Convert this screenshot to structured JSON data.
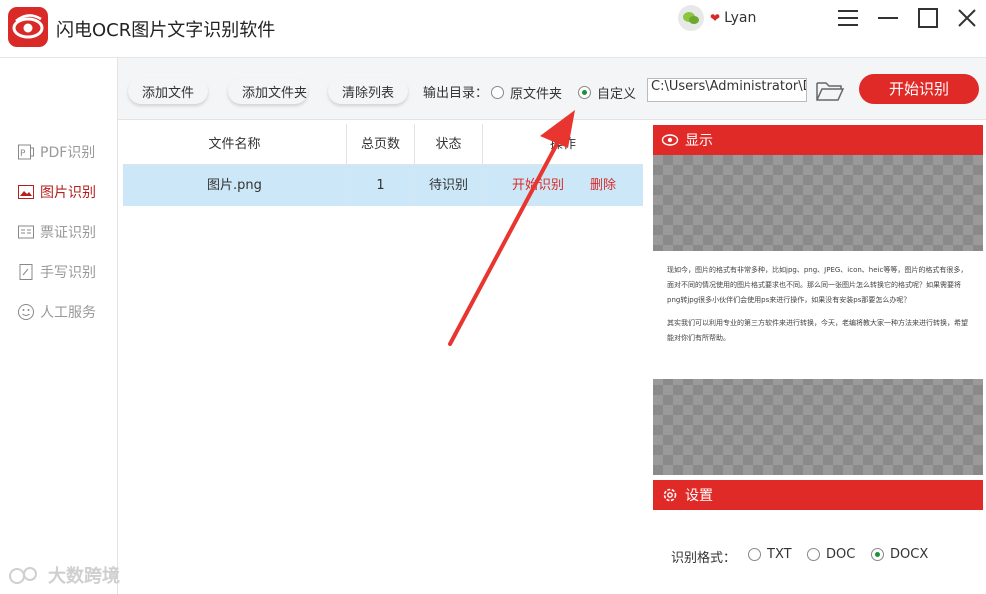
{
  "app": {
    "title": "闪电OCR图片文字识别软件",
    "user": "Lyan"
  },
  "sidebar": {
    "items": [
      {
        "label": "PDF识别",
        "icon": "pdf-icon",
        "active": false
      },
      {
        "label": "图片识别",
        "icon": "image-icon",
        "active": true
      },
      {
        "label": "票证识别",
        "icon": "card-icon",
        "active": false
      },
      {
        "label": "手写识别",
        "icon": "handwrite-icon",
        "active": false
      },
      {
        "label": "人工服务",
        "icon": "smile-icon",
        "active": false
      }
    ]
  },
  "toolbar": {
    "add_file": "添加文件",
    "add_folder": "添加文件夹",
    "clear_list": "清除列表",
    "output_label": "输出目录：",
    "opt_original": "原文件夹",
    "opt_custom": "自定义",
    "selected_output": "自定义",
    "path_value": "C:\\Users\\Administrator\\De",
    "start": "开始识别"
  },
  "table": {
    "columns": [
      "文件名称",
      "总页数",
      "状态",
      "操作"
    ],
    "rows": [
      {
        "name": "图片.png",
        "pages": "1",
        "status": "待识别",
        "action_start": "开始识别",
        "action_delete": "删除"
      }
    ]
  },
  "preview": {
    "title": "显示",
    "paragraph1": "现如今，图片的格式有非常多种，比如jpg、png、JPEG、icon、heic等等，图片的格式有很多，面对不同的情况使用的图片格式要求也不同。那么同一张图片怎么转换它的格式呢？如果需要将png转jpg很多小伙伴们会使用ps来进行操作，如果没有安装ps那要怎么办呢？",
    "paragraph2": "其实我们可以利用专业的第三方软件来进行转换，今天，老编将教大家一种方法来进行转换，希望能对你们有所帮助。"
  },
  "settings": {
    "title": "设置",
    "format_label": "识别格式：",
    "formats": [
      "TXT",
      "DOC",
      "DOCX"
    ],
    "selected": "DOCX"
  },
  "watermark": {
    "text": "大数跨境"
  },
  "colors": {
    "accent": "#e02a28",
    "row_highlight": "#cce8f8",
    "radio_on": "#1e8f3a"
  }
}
※ ※ ※
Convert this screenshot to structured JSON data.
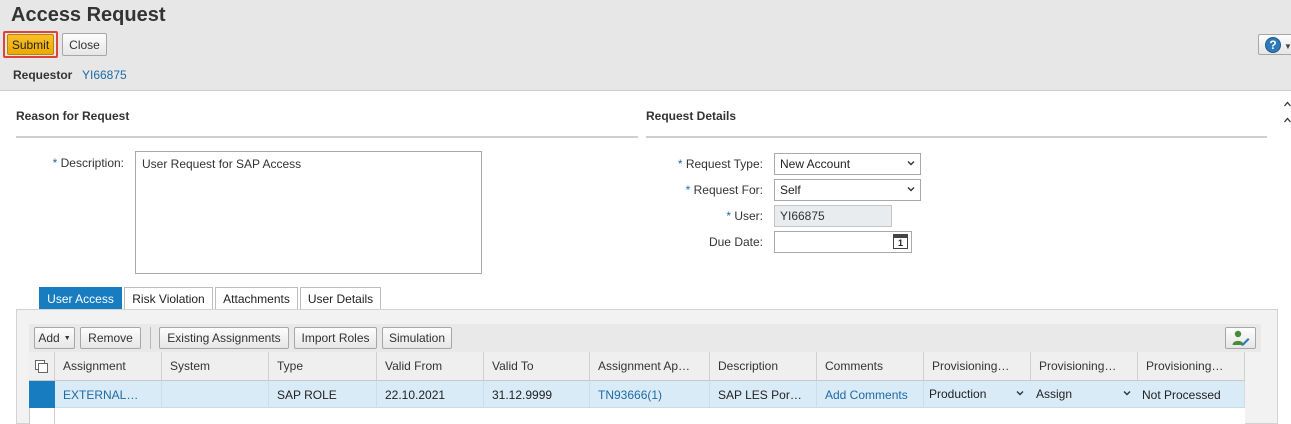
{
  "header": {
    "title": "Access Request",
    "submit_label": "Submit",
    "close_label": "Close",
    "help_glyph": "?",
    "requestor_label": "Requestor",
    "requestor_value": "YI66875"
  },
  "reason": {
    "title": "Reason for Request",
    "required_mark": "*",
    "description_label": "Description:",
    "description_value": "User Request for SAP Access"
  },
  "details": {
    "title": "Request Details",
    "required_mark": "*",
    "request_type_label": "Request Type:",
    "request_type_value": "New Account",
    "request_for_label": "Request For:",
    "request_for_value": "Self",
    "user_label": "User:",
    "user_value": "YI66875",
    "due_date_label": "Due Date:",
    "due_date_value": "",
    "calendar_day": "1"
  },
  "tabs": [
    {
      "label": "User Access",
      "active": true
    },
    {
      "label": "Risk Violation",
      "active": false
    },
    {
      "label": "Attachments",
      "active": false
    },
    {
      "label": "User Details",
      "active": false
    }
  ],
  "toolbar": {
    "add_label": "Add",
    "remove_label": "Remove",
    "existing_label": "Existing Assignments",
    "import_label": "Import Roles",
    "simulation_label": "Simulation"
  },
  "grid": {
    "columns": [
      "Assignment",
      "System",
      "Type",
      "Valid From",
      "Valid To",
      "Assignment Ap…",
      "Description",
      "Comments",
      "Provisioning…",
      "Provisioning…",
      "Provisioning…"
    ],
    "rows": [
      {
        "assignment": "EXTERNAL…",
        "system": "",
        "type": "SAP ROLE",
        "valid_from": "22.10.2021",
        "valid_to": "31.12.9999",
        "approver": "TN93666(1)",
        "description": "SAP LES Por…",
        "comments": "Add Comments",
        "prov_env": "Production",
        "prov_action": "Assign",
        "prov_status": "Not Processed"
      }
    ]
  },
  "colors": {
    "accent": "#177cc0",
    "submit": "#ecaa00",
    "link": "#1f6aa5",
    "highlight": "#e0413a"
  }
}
※ ※ ※
**Aim of the exercise:** In the listing above, find each line with the word "Access" and copy it.

**Finished task:**
    "title": "Access Request",
    "description_value": "User Request for SAP Access"
      "label": "User Access",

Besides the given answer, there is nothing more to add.